◆ What you will do
Lay out every line from the one containing "- region-label-south: South China: [168, 429, 191, 449]" down to the one containing "- legend-item: No data: [308, 448, 363, 459]" as a Markdown table with the columns Row and Line, numbering each row and skipping any blank lines.

(Layout annotation records)
====

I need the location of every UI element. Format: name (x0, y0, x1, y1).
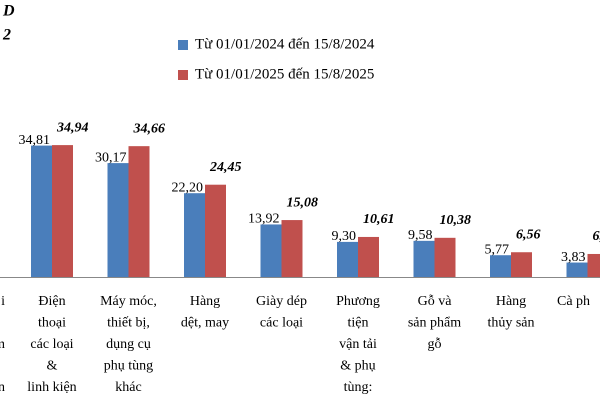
value-label: 15,08 (287, 195, 319, 210)
bar (434, 237, 456, 277)
value-label: 22,20 (172, 180, 204, 195)
value-label: 24,45 (209, 160, 242, 175)
value-label: 3,83 (561, 250, 586, 265)
legend-swatch (178, 40, 188, 50)
x-tick-label: Phương (336, 294, 380, 309)
x-tick-label: n (0, 380, 5, 395)
x-tick-label: tiện (348, 316, 369, 331)
annotation: 2 (2, 27, 11, 44)
bar (587, 253, 600, 277)
bar (413, 240, 435, 277)
x-tick-label: dệt, may (181, 316, 229, 331)
bar (490, 255, 511, 277)
x-tick-label: Giày dép (256, 294, 307, 309)
legend-label: Từ 01/01/2025 đến 15/8/2025 (195, 66, 374, 82)
value-label: 13,92 (248, 212, 280, 227)
x-tick-label: dụng cụ (106, 337, 151, 352)
x-tick-label: thoại (38, 316, 66, 331)
x-tick-label: Hàng (496, 294, 526, 309)
value-label: 34,66 (133, 121, 166, 136)
bar (31, 145, 52, 277)
legend-label: Từ 01/01/2024 đến 15/8/2024 (195, 36, 375, 52)
x-tick-label: Cà ph (557, 294, 590, 309)
bar (281, 220, 303, 277)
x-tick-label: tùng: (344, 380, 373, 395)
bar (184, 193, 205, 277)
bar (128, 146, 150, 277)
x-tick-label: vận tải (339, 337, 377, 352)
x-tick-label: gỗ (428, 337, 442, 352)
bar (337, 241, 358, 277)
bar (52, 145, 73, 277)
value-label: 34,94 (56, 120, 89, 135)
x-tick-label: phụ tùng (104, 359, 153, 374)
value-label: 5,77 (485, 242, 510, 257)
bar (566, 262, 588, 277)
bar (107, 163, 129, 277)
value-label: 34,81 (19, 133, 51, 148)
x-tick-label: sản phẩm (408, 316, 461, 331)
value-label: 6,56 (516, 227, 541, 242)
bar (511, 252, 532, 277)
legend-swatch (178, 70, 188, 80)
value-label: 9,58 (408, 228, 433, 243)
x-tick-label: & (47, 359, 58, 374)
x-tick-label: thủy sản (487, 316, 534, 331)
x-tick-label: linh kiện (27, 380, 76, 395)
bar (260, 224, 282, 277)
x-tick-label: các loại (260, 316, 303, 331)
x-tick-label: các loại (30, 337, 73, 352)
annotation: D (2, 3, 15, 20)
value-label: 10,61 (363, 212, 395, 227)
x-tick-label: khác (115, 380, 141, 395)
x-tick-label: Hàng (190, 294, 220, 309)
value-label: 30,17 (95, 150, 127, 165)
bar (358, 236, 379, 277)
x-tick-label: i (1, 294, 5, 309)
value-label: 9,30 (332, 229, 357, 244)
x-tick-label: Máy móc, (100, 294, 157, 309)
x-tick-label: m (0, 337, 5, 352)
x-tick-label: & phụ (340, 359, 375, 374)
value-label: 10,38 (440, 213, 472, 228)
x-tick-label: Điện (38, 294, 65, 309)
bar (205, 184, 226, 277)
value-label: 6, (593, 229, 600, 244)
x-tick-label: Gỗ và (418, 294, 453, 309)
x-tick-label: thiết bị, (107, 316, 150, 331)
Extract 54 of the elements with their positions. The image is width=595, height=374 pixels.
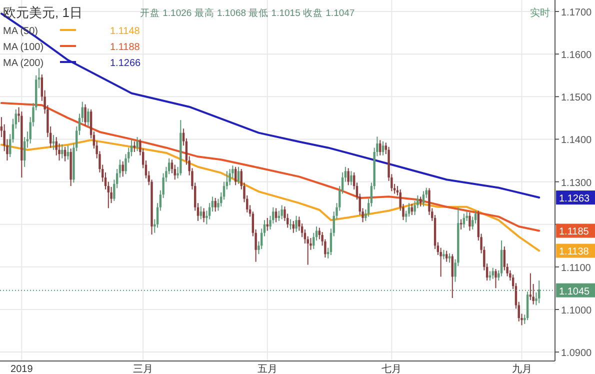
- x-tick-label: 三月: [133, 364, 154, 374]
- candlestick: [526, 291, 529, 321]
- annotation: 开盘 1.1026 最高 1.1068 最低 1.1015 收盘 1.1047: [140, 7, 355, 19]
- candlestick: [202, 208, 205, 223]
- text: 1.1138: [559, 246, 590, 258]
- y-tick-label: 1.0900: [561, 348, 592, 360]
- x-tick-label: 九月: [512, 363, 532, 374]
- candlestick: [234, 166, 237, 186]
- y-tick-label: 1.1000: [561, 305, 592, 316]
- text: 1.1263: [559, 194, 590, 205]
- candlestick: [295, 215, 298, 233]
- chart-title: 欧元美元, 1日: [3, 5, 82, 20]
- candlestick: [136, 136, 138, 152]
- candlestick: [84, 104, 86, 126]
- candlestick: [379, 140, 382, 156]
- candlestick: [87, 108, 90, 127]
- candlestick: [350, 170, 352, 186]
- y-tick-label: 1.1100: [561, 262, 592, 274]
- candlestick: [500, 240, 503, 277]
- ref-line-label: 1.1045: [559, 286, 590, 298]
- candlestick: [446, 250, 448, 262]
- x-tick-label: 五月: [257, 364, 278, 374]
- line-series: [0, 139, 540, 252]
- text: 1.1185: [559, 226, 590, 238]
- candlestick: [462, 213, 466, 228]
- candlestick: [468, 212, 471, 232]
- y-tick-label: 1.1400: [561, 135, 592, 146]
- candlestick: [228, 168, 231, 186]
- x-tick-label: 2019: [10, 364, 34, 374]
- candlestick: [110, 186, 112, 204]
- y-tick-label: 1.1500: [561, 92, 592, 104]
- candlestick: [422, 190, 425, 207]
- candlestick: [442, 249, 445, 260]
- legend-label: MA (100): [3, 42, 44, 53]
- candlestick: [460, 218, 462, 230]
- y-tick-label: 1.1600: [561, 50, 592, 62]
- legend-label: MA (200): [3, 58, 44, 69]
- candlestick: [274, 208, 278, 223]
- annotation: 实时: [530, 7, 550, 19]
- y-tick-label: 1.1300: [561, 178, 592, 189]
- x-tick-label: 七月: [382, 363, 402, 374]
- candlestick: [382, 140, 384, 156]
- candlestick: [280, 204, 283, 220]
- annotation: 1.1188: [110, 42, 140, 53]
- candlestick: [214, 197, 216, 212]
- candlestick: [492, 267, 494, 280]
- candlestick: [122, 160, 124, 178]
- y-tick-label: 1.1700: [561, 7, 592, 18]
- annotation: 1.1148: [110, 26, 140, 37]
- candlestick: [494, 268, 497, 289]
- candlestick: [347, 168, 350, 186]
- candlestick: [237, 166, 240, 184]
- candlestick: [200, 206, 202, 220]
- annotation: 1.1266: [110, 58, 142, 69]
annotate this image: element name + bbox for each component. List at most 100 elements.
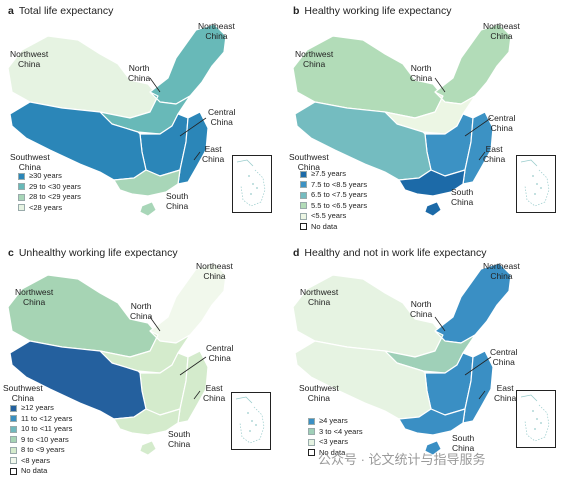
- region-label-south: South China: [168, 429, 191, 449]
- region-label-northwest: Northwest China: [295, 49, 334, 69]
- region-label-north: North China: [410, 63, 433, 83]
- legend: ≥30 years 29 to <30 years 28 to <29 years <…: [18, 171, 81, 213]
- legend-label: ≥30 years: [29, 171, 62, 180]
- legend-swatch: [308, 449, 315, 457]
- legend-item: 9 to <10 years: [10, 435, 72, 446]
- region-label-southwest: Southwest China: [289, 152, 329, 172]
- region-label-south: South China: [166, 191, 189, 211]
- legend-label: 9 to <10 years: [21, 434, 69, 444]
- legend-item: 3 to <4 years: [308, 427, 363, 438]
- panel-letter: a: [8, 5, 14, 17]
- leader-line-central: [179, 356, 207, 376]
- region-south: [398, 169, 466, 197]
- region-label-east: East China: [202, 144, 225, 164]
- region-east: [462, 350, 494, 424]
- legend-label: <5.5 years: [311, 211, 347, 220]
- inset-islands-icon: [520, 394, 550, 442]
- panel-d: d Healthy and not in work life expectancy…: [285, 239, 570, 478]
- panel-title-text: Unhealthy working life expectancy: [18, 247, 178, 259]
- legend-label: <8 years: [21, 455, 50, 465]
- legend-item: No data: [308, 448, 363, 459]
- legend-item: 5.5 to <6.5 years: [300, 201, 367, 212]
- legend-label: <28 years: [29, 202, 63, 212]
- legend-label: <3 years: [319, 437, 348, 446]
- legend-swatch: [10, 404, 17, 412]
- legend-item: ≥4 years: [308, 416, 363, 427]
- region-label-northwest: Northwest China: [15, 287, 54, 307]
- legend-item: 29 to <30 years: [18, 182, 81, 193]
- inset-islands-icon: [236, 159, 266, 207]
- region-north: [384, 91, 476, 135]
- legend: ≥7.5 years 7.5 to <8.5 years 6.5 to <7.5 y…: [300, 169, 367, 232]
- leader-line-north: [434, 316, 446, 332]
- region-north: [99, 330, 191, 374]
- legend-swatch: [300, 191, 307, 199]
- region-east: [177, 111, 209, 185]
- leader-line-central: [179, 117, 207, 137]
- region-label-central: Central China: [208, 107, 236, 127]
- legend-swatch: [300, 170, 307, 178]
- legend-item: ≥12 years: [10, 403, 72, 414]
- leader-line-north: [434, 77, 446, 93]
- legend-swatch: [10, 446, 17, 454]
- legend-swatch: [18, 172, 25, 180]
- legend: ≥4 years 3 to <4 years <3 years No data: [308, 416, 363, 458]
- leader-line-north: [149, 316, 161, 332]
- south-china-sea-inset: [516, 390, 556, 448]
- region-label-east: East China: [203, 383, 226, 403]
- panel-a: a Total life expectancy Northwest China Nor…: [0, 0, 285, 239]
- south-china-sea-inset: [516, 155, 556, 213]
- china-map: [7, 23, 227, 217]
- legend-item: 10 to <11 years: [10, 424, 72, 435]
- region-label-east: East China: [494, 383, 517, 403]
- legend-label: No data: [21, 466, 48, 475]
- region-label-southwest: Southwest China: [10, 152, 50, 172]
- region-east: [462, 111, 494, 185]
- region-label-north: North China: [128, 63, 151, 83]
- china-map: [7, 262, 227, 456]
- legend-item: 8 to <9 years: [10, 445, 72, 456]
- region-label-northeast: Northeast China: [483, 21, 520, 41]
- region-label-northeast: Northeast China: [198, 21, 235, 41]
- panel-b: b Healthy working life expectancy Northwes…: [285, 0, 570, 239]
- panel-title: d Healthy and not in work life expectancy: [293, 247, 487, 259]
- region-label-southwest: Southwest China: [3, 383, 43, 403]
- legend-swatch: [10, 457, 17, 465]
- legend-swatch: [10, 425, 17, 433]
- legend-swatch: [18, 204, 25, 212]
- leader-line-east: [478, 151, 486, 161]
- region-label-north: North China: [130, 301, 153, 321]
- legend-label: 7.5 to <8.5 years: [311, 179, 368, 189]
- legend-swatch: [300, 181, 307, 189]
- legend-label: 6.5 to <7.5 years: [311, 190, 368, 199]
- legend-label: No data: [319, 447, 346, 457]
- leader-line-east: [193, 151, 201, 161]
- legend-swatch: [308, 417, 315, 425]
- inset-islands-icon: [235, 396, 265, 444]
- inset-islands-icon: [520, 159, 550, 207]
- region-south: [398, 408, 466, 436]
- panel-title: c Unhealthy working life expectancy: [8, 247, 178, 259]
- region-label-northeast: Northeast China: [483, 261, 520, 281]
- legend-item: 11 to <12 years: [10, 414, 72, 425]
- region-label-southwest: Southwest China: [299, 383, 339, 403]
- region-north: [99, 91, 191, 135]
- region-label-east: East China: [483, 144, 506, 164]
- legend-item: <28 years: [18, 203, 81, 214]
- panel-title-text: Total life expectancy: [18, 5, 114, 17]
- region-label-central: Central China: [488, 113, 516, 133]
- legend-item: <8 years: [10, 456, 72, 467]
- leader-line-east: [193, 390, 201, 400]
- region-hainan-island: [139, 201, 157, 217]
- legend-label: No data: [311, 221, 338, 231]
- legend-label: 5.5 to <6.5 years: [311, 200, 368, 210]
- legend-label: 3 to <4 years: [319, 426, 363, 436]
- region-label-south: South China: [452, 433, 475, 453]
- legend-item: <3 years: [308, 437, 363, 448]
- legend-item: ≥7.5 years: [300, 169, 367, 180]
- legend-swatch: [10, 467, 17, 475]
- legend-swatch: [308, 438, 315, 446]
- panel-title-text: Healthy and not in work life expectancy: [304, 247, 487, 259]
- legend-label: 11 to <12 years: [21, 413, 73, 423]
- region-label-south: South China: [451, 187, 474, 207]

====

◆ Exercise answer
| Row | Line |
|---|---|
| 1 | - region-label-south: South China: [168, 429, 191, 449] |
| 2 | - region-label-northwest: Northwest China: [295, 49, 334, 69] |
| 3 | - region-label-north: North China: [410, 63, 433, 83] |
| 4 | - legend: ≥30 years 29 to <30 years 28 to <29 years <…: [18, 171, 81, 213] |
| 5 | - legend-label: ≥30 years: [29, 171, 62, 180] |
| 6 | - legend-swatch: [308, 449, 315, 457] |
| 7 | - legend-item: 9 to <10 years: [10, 435, 72, 446] |
| 8 | - region-label-southwest: Southwest China: [289, 152, 329, 172] |
| 9 | - region-label-south: South China: [166, 191, 189, 211] |
| 10 | - legend-label: 9 to <10 years: [21, 434, 69, 444] |
| 11 | - legend-item: 3 to <4 years: [308, 427, 363, 438] |
| 12 | - panel-letter: a: [8, 5, 14, 17] |
| 13 | - leader-line-central: [179, 356, 207, 376] |
| 14 | - region-south: [398, 169, 466, 197] |
| 15 | - region-label-east: East China: [202, 144, 225, 164] |
| 16 | - region-east: [462, 350, 494, 424] |
| 17 | - legend-label: <5.5 years: [311, 211, 347, 220] |
| 18 | - inset-islands-icon: [520, 394, 550, 442] |
| 19 | - panel-d: d Healthy and not in work life expectancy…: [285, 239, 570, 478] |
| 20 | - panel-title-text: Unhealthy working life expectancy: [18, 247, 178, 259] |
| 21 | - legend-label: <8 years: [21, 455, 50, 465] |
| 22 | - legend-item: No data: [308, 448, 363, 459] |